◆ WHAT IS BEING ASKED:
Collect the lines of the entries where "Meshes" shows up.

◆ INPUT DATA:
____

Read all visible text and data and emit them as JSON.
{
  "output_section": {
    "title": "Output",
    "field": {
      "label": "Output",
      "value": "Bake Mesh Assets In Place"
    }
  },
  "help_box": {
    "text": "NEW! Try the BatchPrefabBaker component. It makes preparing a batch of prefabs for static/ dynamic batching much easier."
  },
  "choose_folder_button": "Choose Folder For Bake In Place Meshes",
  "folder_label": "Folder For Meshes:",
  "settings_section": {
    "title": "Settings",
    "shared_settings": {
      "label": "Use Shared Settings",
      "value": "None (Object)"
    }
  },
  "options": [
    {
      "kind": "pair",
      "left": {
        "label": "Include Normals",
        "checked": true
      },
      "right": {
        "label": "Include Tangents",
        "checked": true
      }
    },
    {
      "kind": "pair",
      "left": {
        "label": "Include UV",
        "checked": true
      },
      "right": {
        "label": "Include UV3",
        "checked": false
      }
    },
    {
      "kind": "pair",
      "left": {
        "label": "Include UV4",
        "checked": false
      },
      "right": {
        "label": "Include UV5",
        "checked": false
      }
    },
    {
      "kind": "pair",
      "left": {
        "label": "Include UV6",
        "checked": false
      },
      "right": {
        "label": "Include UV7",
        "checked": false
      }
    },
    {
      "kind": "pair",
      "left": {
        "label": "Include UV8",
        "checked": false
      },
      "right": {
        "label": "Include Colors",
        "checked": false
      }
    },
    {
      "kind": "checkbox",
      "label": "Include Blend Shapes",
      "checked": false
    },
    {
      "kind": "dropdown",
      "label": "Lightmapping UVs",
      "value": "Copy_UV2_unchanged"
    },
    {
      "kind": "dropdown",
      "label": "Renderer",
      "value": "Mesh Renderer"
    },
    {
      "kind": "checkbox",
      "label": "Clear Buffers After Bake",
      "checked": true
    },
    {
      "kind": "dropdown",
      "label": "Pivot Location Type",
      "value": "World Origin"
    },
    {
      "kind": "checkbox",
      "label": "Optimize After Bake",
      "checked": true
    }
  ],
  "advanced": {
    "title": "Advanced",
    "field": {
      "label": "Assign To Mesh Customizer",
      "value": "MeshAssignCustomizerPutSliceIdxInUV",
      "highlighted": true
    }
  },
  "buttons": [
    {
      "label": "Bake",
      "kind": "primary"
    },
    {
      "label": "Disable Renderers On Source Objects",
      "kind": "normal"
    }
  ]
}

____

◆ EXPECTED ANSWER:
  "choose_folder_button": "Choose Folder For Bake In Place Meshes",
  "folder_label": "Folder For Meshes:",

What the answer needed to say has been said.